Please output every line of the material as it stands, without the pictures.

++++ Recorded data ++++

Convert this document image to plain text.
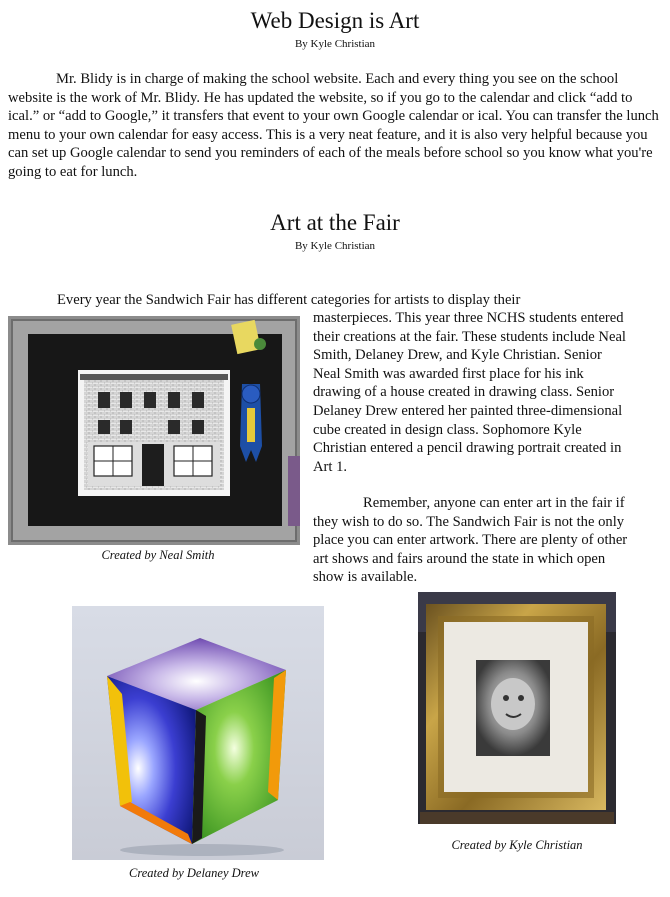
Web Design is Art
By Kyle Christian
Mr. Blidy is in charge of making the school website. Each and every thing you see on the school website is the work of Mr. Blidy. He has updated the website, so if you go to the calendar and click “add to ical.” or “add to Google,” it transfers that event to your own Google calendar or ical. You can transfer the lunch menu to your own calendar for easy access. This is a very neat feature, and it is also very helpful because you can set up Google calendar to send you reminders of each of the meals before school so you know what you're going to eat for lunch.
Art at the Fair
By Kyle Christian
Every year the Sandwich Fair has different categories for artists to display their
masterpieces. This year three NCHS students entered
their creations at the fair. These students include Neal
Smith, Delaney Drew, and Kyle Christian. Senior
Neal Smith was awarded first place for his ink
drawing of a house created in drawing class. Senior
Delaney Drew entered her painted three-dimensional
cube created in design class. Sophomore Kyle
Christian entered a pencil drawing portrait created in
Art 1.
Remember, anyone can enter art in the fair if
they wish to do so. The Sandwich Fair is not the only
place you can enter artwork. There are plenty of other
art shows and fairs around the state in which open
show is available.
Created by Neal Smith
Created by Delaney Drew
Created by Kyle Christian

++++

### The solution
Convert this document image to plain text.
Web Design is Art
By Kyle Christian
Mr. Blidy is in charge of making the school website. Each and every thing you see on the school website is the work of Mr. Blidy. He has updated the website, so if you go to the calendar and click “add to ical.” or “add to Google,” it transfers that event to your own Google calendar or ical. You can transfer the lunch menu to your own calendar for easy access. This is a very neat feature, and it is also very helpful because you can set up Google calendar to send you reminders of each of the meals before school so you know what you're going to eat for lunch.
Art at the Fair
By Kyle Christian
Every year the Sandwich Fair has different categories for artists to display their
masterpieces. This year three NCHS students entered
their creations at the fair. These students include Neal
Smith, Delaney Drew, and Kyle Christian. Senior
Neal Smith was awarded first place for his ink
drawing of a house created in drawing class. Senior
Delaney Drew entered her painted three-dimensional
cube created in design class. Sophomore Kyle
Christian entered a pencil drawing portrait created in
Art 1.
Remember, anyone can enter art in the fair if
they wish to do so. The Sandwich Fair is not the only
place you can enter artwork. There are plenty of other
art shows and fairs around the state in which open
show is available.
Created by Neal Smith
Created by Delaney Drew
Created by Kyle Christian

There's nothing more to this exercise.